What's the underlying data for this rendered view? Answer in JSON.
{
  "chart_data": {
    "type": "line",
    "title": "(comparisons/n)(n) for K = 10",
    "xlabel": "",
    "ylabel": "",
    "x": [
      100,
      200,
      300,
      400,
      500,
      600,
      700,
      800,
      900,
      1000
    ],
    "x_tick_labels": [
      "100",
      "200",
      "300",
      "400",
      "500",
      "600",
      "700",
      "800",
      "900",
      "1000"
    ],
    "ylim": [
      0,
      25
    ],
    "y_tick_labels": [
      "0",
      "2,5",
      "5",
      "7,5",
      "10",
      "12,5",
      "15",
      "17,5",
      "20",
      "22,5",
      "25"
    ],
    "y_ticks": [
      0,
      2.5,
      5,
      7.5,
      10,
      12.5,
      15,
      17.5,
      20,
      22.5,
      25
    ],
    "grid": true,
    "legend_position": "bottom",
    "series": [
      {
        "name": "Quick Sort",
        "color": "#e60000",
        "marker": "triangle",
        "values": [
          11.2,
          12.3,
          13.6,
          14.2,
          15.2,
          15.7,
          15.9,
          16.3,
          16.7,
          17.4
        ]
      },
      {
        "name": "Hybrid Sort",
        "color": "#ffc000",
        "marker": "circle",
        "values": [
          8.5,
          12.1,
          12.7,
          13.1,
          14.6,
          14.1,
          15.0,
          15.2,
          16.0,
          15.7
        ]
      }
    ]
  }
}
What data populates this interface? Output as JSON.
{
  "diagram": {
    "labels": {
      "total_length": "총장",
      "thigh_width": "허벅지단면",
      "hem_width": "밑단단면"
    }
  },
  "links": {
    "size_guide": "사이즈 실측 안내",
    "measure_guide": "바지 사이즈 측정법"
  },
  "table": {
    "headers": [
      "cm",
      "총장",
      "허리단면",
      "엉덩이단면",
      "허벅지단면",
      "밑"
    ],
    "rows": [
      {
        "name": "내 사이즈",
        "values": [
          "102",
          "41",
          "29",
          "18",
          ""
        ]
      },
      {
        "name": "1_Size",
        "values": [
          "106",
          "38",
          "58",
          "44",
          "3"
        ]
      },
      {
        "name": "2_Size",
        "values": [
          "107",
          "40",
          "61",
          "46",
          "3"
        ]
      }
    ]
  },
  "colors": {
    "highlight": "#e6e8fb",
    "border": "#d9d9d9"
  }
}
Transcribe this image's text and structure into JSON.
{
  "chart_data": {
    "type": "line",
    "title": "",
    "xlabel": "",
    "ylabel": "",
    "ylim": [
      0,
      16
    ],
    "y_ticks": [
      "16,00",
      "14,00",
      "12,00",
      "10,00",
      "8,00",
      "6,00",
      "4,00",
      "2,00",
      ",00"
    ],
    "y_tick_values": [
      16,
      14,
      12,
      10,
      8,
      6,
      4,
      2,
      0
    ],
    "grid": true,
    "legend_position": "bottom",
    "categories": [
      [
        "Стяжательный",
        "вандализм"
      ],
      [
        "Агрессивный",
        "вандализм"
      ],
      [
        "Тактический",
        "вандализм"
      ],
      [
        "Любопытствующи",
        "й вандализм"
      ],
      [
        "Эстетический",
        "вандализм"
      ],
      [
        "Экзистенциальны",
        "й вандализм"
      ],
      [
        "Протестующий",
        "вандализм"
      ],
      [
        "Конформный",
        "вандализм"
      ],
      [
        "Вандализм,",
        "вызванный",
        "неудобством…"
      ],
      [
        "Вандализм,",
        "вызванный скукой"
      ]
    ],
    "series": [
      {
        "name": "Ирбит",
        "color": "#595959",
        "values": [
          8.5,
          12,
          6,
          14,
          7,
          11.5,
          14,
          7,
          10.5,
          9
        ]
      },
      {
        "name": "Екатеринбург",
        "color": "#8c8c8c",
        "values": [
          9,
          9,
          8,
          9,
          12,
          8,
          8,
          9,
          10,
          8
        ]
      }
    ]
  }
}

> _Task directions_:
Gather each line of the records holding the string "name".

> _Completed task_:
        "name": "Quick Sort",
        "name": "Hybrid Sort",
        "name": "내 사이즈",
        "name": "1_Size",
        "name": "2_Size",
        "name": "Ирбит",
        "name": "Екатеринбург",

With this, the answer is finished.